STATED GOAL: Print, exactly and completely, every entry in the data.
--- START THE DATA ---
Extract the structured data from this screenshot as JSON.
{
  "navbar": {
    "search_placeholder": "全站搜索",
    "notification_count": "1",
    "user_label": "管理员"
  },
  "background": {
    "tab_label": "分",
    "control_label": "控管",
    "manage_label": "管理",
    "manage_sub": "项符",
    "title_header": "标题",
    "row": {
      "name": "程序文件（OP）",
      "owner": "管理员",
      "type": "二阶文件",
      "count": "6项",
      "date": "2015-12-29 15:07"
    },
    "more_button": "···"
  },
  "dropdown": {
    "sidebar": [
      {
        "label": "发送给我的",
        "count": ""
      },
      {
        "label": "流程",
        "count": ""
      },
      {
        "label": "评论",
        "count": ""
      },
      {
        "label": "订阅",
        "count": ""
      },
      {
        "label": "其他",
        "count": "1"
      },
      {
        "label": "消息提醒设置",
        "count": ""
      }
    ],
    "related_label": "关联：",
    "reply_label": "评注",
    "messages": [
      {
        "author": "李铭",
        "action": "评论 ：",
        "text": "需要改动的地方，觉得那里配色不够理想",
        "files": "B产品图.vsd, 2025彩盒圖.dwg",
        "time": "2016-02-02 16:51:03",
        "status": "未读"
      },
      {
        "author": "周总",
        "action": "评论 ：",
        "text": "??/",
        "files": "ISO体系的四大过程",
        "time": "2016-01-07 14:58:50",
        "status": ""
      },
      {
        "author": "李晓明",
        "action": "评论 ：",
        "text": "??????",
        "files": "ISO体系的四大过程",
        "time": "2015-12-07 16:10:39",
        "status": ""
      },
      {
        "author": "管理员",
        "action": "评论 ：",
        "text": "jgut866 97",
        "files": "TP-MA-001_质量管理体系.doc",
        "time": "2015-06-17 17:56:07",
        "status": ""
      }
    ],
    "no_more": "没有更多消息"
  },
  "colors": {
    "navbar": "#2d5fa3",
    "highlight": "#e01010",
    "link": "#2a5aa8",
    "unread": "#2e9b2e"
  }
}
--- END THE DATA ---
IN RESPONSE:
Extract the structured data from this screenshot as JSON.
{
  "navbar": {
    "search_placeholder": "全站搜索",
    "notification_count": "1",
    "user_label": "管理员"
  },
  "background": {
    "tab_label": "分",
    "control_label": "控管",
    "manage_label": "管理",
    "manage_sub": "项符",
    "title_header": "标题",
    "row": {
      "name": "程序文件（OP）",
      "owner": "管理员",
      "type": "二阶文件",
      "count": "6项",
      "date": "2015-12-29 15:07"
    },
    "more_button": "···"
  },
  "dropdown": {
    "sidebar": [
      {
        "label": "发送给我的",
        "count": ""
      },
      {
        "label": "流程",
        "count": ""
      },
      {
        "label": "评论",
        "count": ""
      },
      {
        "label": "订阅",
        "count": ""
      },
      {
        "label": "其他",
        "count": "1"
      },
      {
        "label": "消息提醒设置",
        "count": ""
      }
    ],
    "related_label": "关联：",
    "reply_label": "评注",
    "messages": [
      {
        "author": "李铭",
        "action": "评论 ：",
        "text": "需要改动的地方，觉得那里配色不够理想",
        "files": "B产品图.vsd, 2025彩盒圖.dwg",
        "time": "2016-02-02 16:51:03",
        "status": "未读"
      },
      {
        "author": "周总",
        "action": "评论 ：",
        "text": "??/",
        "files": "ISO体系的四大过程",
        "time": "2016-01-07 14:58:50",
        "status": ""
      },
      {
        "author": "李晓明",
        "action": "评论 ：",
        "text": "??????",
        "files": "ISO体系的四大过程",
        "time": "2015-12-07 16:10:39",
        "status": ""
      },
      {
        "author": "管理员",
        "action": "评论 ：",
        "text": "jgut866 97",
        "files": "TP-MA-001_质量管理体系.doc",
        "time": "2015-06-17 17:56:07",
        "status": ""
      }
    ],
    "no_more": "没有更多消息"
  },
  "colors": {
    "navbar": "#2d5fa3",
    "highlight": "#e01010",
    "link": "#2a5aa8",
    "unread": "#2e9b2e"
  }
}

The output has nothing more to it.